Records provided: Begin

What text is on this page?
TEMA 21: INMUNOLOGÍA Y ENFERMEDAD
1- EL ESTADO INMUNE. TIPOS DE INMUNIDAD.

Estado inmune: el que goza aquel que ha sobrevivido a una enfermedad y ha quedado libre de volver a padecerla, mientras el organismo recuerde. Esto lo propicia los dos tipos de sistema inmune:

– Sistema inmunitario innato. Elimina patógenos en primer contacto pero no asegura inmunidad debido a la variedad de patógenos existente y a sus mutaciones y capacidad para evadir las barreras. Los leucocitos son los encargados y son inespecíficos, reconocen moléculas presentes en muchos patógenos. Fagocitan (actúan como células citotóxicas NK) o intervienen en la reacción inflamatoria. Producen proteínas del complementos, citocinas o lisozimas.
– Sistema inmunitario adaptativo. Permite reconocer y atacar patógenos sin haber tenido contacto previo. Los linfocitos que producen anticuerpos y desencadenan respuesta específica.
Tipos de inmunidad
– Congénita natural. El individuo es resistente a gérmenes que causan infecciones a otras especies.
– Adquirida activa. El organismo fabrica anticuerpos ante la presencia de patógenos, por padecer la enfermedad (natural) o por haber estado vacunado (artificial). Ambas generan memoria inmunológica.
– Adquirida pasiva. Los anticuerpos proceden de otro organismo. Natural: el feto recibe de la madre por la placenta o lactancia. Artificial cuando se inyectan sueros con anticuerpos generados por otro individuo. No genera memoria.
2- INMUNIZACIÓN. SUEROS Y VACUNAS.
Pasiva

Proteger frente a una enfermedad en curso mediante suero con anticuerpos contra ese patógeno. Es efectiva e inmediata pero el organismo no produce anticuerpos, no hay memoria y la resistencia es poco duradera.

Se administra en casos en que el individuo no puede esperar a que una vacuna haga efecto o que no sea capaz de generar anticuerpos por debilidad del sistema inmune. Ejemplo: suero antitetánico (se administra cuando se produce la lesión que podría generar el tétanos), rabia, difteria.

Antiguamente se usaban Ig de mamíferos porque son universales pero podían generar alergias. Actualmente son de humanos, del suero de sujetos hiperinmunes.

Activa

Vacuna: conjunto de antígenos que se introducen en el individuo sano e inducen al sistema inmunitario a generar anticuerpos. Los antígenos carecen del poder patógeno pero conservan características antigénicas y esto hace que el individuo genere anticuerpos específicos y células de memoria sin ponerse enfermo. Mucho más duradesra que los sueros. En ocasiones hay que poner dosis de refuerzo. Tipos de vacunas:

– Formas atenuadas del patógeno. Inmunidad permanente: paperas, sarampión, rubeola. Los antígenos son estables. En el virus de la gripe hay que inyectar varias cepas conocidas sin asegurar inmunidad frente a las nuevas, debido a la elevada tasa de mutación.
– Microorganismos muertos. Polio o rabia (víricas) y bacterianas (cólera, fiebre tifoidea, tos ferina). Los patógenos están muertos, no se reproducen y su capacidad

Records provided: End

An exact copy of all the records above is needed.

[Exercise answer]:
What text is on this page?
TEMA 21: INMUNOLOGÍA Y ENFERMEDAD
1- EL ESTADO INMUNE. TIPOS DE INMUNIDAD.

Estado inmune: el que goza aquel que ha sobrevivido a una enfermedad y ha quedado libre de volver a padecerla, mientras el organismo recuerde. Esto lo propicia los dos tipos de sistema inmune:

– Sistema inmunitario innato. Elimina patógenos en primer contacto pero no asegura inmunidad debido a la variedad de patógenos existente y a sus mutaciones y capacidad para evadir las barreras. Los leucocitos son los encargados y son inespecíficos, reconocen moléculas presentes en muchos patógenos. Fagocitan (actúan como células citotóxicas NK) o intervienen en la reacción inflamatoria. Producen proteínas del complementos, citocinas o lisozimas.
– Sistema inmunitario adaptativo. Permite reconocer y atacar patógenos sin haber tenido contacto previo. Los linfocitos que producen anticuerpos y desencadenan respuesta específica.
Tipos de inmunidad
– Congénita natural. El individuo es resistente a gérmenes que causan infecciones a otras especies.
– Adquirida activa. El organismo fabrica anticuerpos ante la presencia de patógenos, por padecer la enfermedad (natural) o por haber estado vacunado (artificial). Ambas generan memoria inmunológica.
– Adquirida pasiva. Los anticuerpos proceden de otro organismo. Natural: el feto recibe de la madre por la placenta o lactancia. Artificial cuando se inyectan sueros con anticuerpos generados por otro individuo. No genera memoria.
2- INMUNIZACIÓN. SUEROS Y VACUNAS.
Pasiva

Proteger frente a una enfermedad en curso mediante suero con anticuerpos contra ese patógeno. Es efectiva e inmediata pero el organismo no produce anticuerpos, no hay memoria y la resistencia es poco duradera.

Se administra en casos en que el individuo no puede esperar a que una vacuna haga efecto o que no sea capaz de generar anticuerpos por debilidad del sistema inmune. Ejemplo: suero antitetánico (se administra cuando se produce la lesión que podría generar el tétanos), rabia, difteria.

Antiguamente se usaban Ig de mamíferos porque son universales pero podían generar alergias. Actualmente son de humanos, del suero de sujetos hiperinmunes.

Activa

Vacuna: conjunto de antígenos que se introducen en el individuo sano e inducen al sistema inmunitario a generar anticuerpos. Los antígenos carecen del poder patógeno pero conservan características antigénicas y esto hace que el individuo genere anticuerpos específicos y células de memoria sin ponerse enfermo. Mucho más duradesra que los sueros. En ocasiones hay que poner dosis de refuerzo. Tipos de vacunas:

– Formas atenuadas del patógeno. Inmunidad permanente: paperas, sarampión, rubeola. Los antígenos son estables. En el virus de la gripe hay que inyectar varias cepas conocidas sin asegurar inmunidad frente a las nuevas, debido a la elevada tasa de mutación.
– Microorganismos muertos. Polio o rabia (víricas) y bacterianas (cólera, fiebre tifoidea, tos ferina). Los patógenos están muertos, no se reproducen y su capacidad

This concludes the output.